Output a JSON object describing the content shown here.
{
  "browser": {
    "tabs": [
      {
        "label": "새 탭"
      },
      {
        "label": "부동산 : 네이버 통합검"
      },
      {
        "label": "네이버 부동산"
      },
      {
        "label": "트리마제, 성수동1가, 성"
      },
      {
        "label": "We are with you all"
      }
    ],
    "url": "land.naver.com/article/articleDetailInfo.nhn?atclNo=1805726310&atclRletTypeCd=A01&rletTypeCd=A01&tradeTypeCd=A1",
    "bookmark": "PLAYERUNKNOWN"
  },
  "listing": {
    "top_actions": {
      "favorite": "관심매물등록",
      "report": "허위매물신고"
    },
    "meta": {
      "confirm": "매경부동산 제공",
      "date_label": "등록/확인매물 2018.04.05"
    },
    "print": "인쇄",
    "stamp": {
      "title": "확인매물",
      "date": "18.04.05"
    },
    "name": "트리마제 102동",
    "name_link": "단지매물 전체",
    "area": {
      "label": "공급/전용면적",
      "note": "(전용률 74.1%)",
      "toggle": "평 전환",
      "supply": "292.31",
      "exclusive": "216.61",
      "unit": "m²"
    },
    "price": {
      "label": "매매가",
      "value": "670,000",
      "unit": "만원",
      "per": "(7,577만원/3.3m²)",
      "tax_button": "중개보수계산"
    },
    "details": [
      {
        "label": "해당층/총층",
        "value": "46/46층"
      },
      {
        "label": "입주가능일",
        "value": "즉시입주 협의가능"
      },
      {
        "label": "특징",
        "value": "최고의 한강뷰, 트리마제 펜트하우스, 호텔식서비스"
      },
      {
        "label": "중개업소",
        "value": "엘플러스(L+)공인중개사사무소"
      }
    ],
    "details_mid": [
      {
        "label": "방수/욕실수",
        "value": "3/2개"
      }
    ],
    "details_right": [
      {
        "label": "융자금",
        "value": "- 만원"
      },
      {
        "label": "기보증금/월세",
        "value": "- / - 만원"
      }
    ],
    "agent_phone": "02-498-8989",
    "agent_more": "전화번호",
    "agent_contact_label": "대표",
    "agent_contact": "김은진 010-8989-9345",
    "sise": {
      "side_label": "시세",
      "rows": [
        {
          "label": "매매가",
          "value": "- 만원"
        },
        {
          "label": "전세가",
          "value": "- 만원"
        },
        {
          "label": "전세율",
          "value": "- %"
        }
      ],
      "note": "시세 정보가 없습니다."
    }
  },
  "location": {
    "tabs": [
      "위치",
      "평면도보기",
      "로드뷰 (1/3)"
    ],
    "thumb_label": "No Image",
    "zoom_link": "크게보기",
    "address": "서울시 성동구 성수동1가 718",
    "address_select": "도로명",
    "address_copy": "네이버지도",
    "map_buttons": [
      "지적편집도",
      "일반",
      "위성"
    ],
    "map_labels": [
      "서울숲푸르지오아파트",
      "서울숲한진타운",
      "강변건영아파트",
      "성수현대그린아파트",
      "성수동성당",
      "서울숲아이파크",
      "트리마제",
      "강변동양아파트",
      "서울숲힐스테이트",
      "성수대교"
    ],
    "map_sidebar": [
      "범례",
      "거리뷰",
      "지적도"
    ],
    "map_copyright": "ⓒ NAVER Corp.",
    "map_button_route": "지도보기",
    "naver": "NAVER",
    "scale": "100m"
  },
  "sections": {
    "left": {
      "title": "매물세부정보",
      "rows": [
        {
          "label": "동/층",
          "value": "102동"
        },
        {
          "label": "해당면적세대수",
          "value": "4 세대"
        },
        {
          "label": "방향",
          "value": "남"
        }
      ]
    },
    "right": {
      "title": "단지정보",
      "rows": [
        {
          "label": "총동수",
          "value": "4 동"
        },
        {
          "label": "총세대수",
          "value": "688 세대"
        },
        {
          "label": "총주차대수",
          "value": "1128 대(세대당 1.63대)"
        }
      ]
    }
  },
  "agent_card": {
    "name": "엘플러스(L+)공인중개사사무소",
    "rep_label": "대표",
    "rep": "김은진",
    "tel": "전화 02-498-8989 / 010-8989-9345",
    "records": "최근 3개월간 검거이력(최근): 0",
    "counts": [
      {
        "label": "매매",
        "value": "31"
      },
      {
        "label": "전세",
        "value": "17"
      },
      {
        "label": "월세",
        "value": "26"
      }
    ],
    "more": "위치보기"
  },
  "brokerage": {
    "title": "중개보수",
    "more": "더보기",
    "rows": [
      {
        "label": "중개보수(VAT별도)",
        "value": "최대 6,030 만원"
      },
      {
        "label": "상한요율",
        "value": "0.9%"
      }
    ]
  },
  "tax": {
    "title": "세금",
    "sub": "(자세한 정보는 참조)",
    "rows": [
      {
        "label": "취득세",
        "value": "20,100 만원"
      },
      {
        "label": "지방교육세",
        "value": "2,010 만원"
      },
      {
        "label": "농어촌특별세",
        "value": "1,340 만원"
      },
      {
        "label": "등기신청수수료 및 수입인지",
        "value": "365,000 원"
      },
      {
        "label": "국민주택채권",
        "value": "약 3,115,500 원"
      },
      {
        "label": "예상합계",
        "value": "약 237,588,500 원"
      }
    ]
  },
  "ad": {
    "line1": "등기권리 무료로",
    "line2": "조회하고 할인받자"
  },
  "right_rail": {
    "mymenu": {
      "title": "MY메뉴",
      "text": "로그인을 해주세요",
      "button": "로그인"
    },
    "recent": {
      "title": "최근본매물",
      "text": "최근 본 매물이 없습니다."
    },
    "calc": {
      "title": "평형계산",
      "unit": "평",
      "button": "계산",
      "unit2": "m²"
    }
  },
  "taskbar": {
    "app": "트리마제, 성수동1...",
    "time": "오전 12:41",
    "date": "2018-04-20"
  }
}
━━━━━━
Out of the preceding entries, pull every line containing the string "공인중개사사무소".

        "value": "엘플러스(L+)공인중개사사무소"
    "name": "엘플러스(L+)공인중개사사무소",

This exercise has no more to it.